● **GOAL OF THE EXERCISE**
Quote the entries exactly as they appear, starting at the one containing "legend-item[interactable]: SMA (50, close)" and ending at the one containing "volume-bar (387, 503, 394, 526)".

● **EXERCISE DATA**
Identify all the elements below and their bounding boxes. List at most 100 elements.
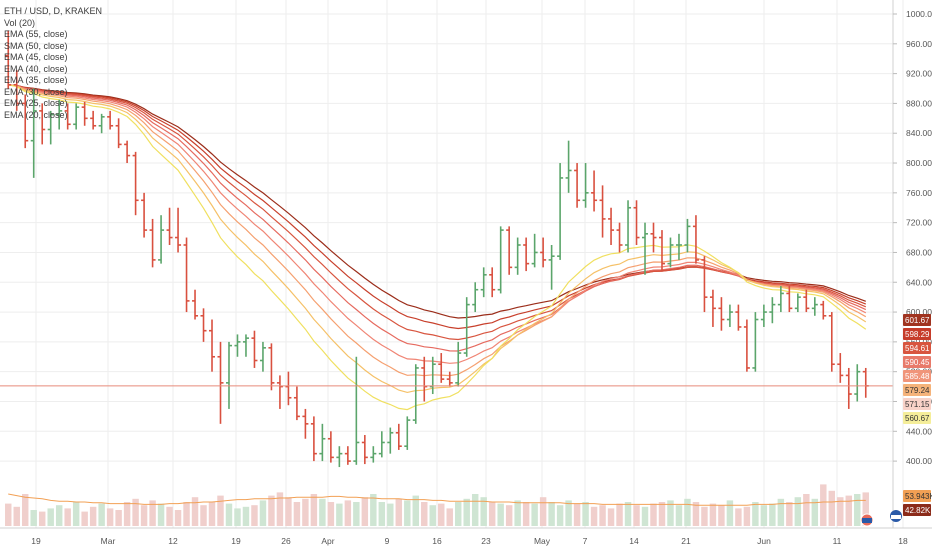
legend-item[interactable]: SMA (50, close) (4, 40, 68, 51)
legend-item[interactable]: EMA (55, close) (4, 29, 68, 39)
volume-bars (5, 484, 869, 526)
y-tick-label: 920.00 (906, 69, 932, 79)
volume-bar (64, 508, 71, 526)
volume-bar (234, 508, 241, 526)
volume-bar (47, 508, 54, 526)
volume-bar (438, 503, 445, 526)
ema-line (8, 84, 867, 394)
volume-bar (726, 500, 734, 526)
volume-bar (412, 495, 420, 526)
price-label-text: 560.67 (905, 414, 930, 423)
volume-bar (471, 494, 479, 526)
volume-bar (217, 495, 224, 526)
volume-bar (828, 490, 836, 526)
volume-bar (837, 497, 844, 526)
volume-bar (370, 494, 377, 526)
volume-bar (89, 506, 97, 526)
volume-bar (132, 498, 139, 526)
volume-bar (387, 503, 394, 526)
volume-bar (395, 498, 403, 526)
volume-bar (81, 511, 88, 526)
volume-bar (811, 498, 819, 526)
y-tick-label: 600.00 (906, 307, 932, 317)
volume-bar (140, 505, 148, 526)
y-tick-label: 880.00 (906, 98, 932, 108)
volume-bar (183, 502, 190, 526)
earnings-flag-icon (890, 510, 902, 522)
volume-bar (667, 500, 674, 526)
volume-bar (5, 503, 12, 526)
ema-line (8, 84, 867, 352)
volume-bar (404, 500, 411, 526)
chart-legend: ETH / USD, D, KRAKEN Vol (20) EMA (55, c… (4, 6, 102, 121)
volume-bar (276, 492, 284, 526)
volume-bar (353, 502, 360, 526)
legend-item[interactable]: EMA (25, close) (4, 98, 68, 108)
volume-bar (701, 506, 708, 526)
x-tick-label: 7 (583, 536, 588, 546)
ema-line (8, 84, 867, 377)
price-label-box (903, 398, 931, 410)
volume-bar (769, 503, 776, 526)
volume-bar (259, 500, 267, 526)
volume-bar (684, 498, 691, 526)
volume-bar (106, 508, 114, 526)
volume-bar (497, 503, 504, 526)
price-label-box (903, 384, 931, 396)
volume-bar (641, 506, 649, 526)
legend-item[interactable]: EMA (35, close) (4, 75, 68, 85)
volume-bar (675, 505, 683, 526)
legend-item[interactable]: EMA (20, close) (4, 109, 68, 120)
volume-bar (225, 503, 233, 526)
flag-icon (860, 513, 874, 527)
x-axis[interactable]: 19 Mar 12 19 26 Apr 9 16 23 May 7 14 21 Jun 11 18 (31, 536, 908, 546)
legend-item[interactable]: Vol (20) (4, 17, 36, 28)
ema-lines (8, 84, 867, 411)
price-label-box (903, 412, 931, 424)
legend-item[interactable]: EMA (30, close) (4, 86, 68, 97)
volume-bar (709, 503, 717, 526)
price-label-text: 53.943K (905, 492, 932, 501)
volume-bar (123, 502, 131, 526)
volume-bar (582, 502, 589, 526)
volume-bar (803, 494, 810, 526)
volume-bar (446, 508, 453, 526)
volume-bar (854, 494, 861, 526)
y-tick-label: 1000.00 (906, 9, 932, 19)
y-tick-label: 760.00 (906, 188, 932, 198)
legend-item[interactable]: EMA (45, close) (4, 52, 68, 62)
volume-ma-line (8, 493, 866, 506)
y-tick-label: 960.00 (906, 39, 932, 49)
price-label-box (903, 328, 931, 340)
x-tick-label: 26 (281, 536, 291, 546)
price-label-text: 601.67 (905, 316, 930, 325)
volume-bar (607, 508, 615, 526)
y-tick-label: 800.00 (906, 158, 932, 168)
price-label-box (903, 342, 931, 354)
volume-bar (30, 510, 37, 526)
symbol-title[interactable]: ETH / USD, D, KRAKEN (4, 6, 103, 16)
price-label-text: 585.48 (905, 372, 930, 381)
y-tick-label: 560.00 (906, 337, 932, 347)
volume-bar (72, 502, 80, 526)
volume-bar (692, 502, 700, 526)
legend-item[interactable]: EMA (40, close) (4, 63, 68, 74)
volume-bar (565, 500, 572, 526)
volume-bar (361, 497, 369, 526)
volume-bar (149, 500, 156, 526)
volume-bar (548, 502, 555, 526)
x-tick-label: 18 (898, 536, 908, 546)
volume-bar (845, 495, 853, 526)
y-tick-label: 840.00 (906, 128, 932, 138)
volume-bar (658, 502, 666, 526)
volume-bar (760, 505, 768, 526)
volume-bar (327, 502, 335, 526)
price-label-text: 594.61 (905, 344, 930, 353)
y-tick-label: 440.00 (906, 426, 932, 436)
volume-bar (21, 494, 29, 526)
volume-bar (454, 502, 462, 526)
price-label-text: 42.82K (905, 506, 931, 515)
x-tick-label: 23 (481, 536, 491, 546)
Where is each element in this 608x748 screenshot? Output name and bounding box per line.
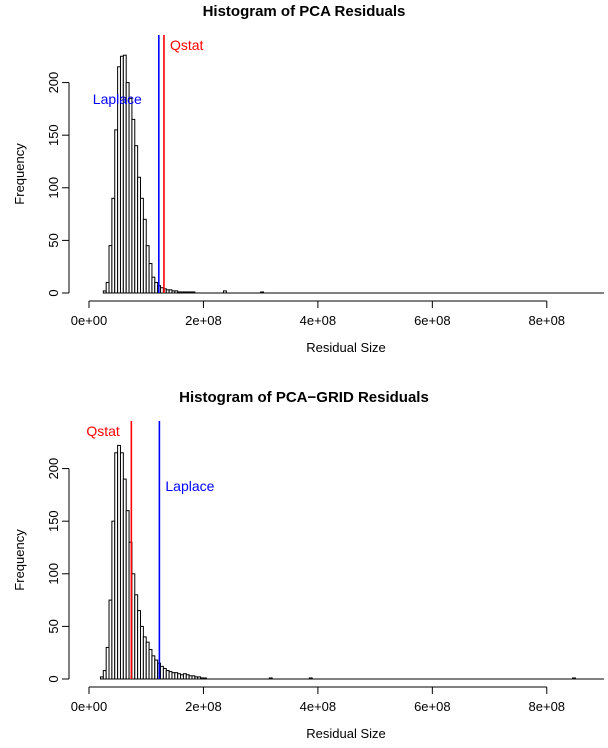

● **RESULT**
legend-item[interactable]: SMA (50, close) (4, 40, 68, 51)
legend-item[interactable]: EMA (55, close) (4, 29, 68, 39)
volume-bars (5, 484, 869, 526)
y-tick-label: 920.00 (906, 69, 932, 79)
volume-bar (64, 508, 71, 526)
volume-bar (234, 508, 241, 526)
volume-bar (47, 508, 54, 526)
volume-bar (438, 503, 445, 526)
ema-line (8, 84, 867, 394)
volume-bar (726, 500, 734, 526)
volume-bar (412, 495, 420, 526)
price-label-text: 560.67 (905, 414, 930, 423)
volume-bar (471, 494, 479, 526)
volume-bar (217, 495, 224, 526)
volume-bar (828, 490, 836, 526)
volume-bar (837, 497, 844, 526)
volume-bar (370, 494, 377, 526)
volume-bar (89, 506, 97, 526)
volume-bar (132, 498, 139, 526)
volume-bar (387, 503, 394, 526)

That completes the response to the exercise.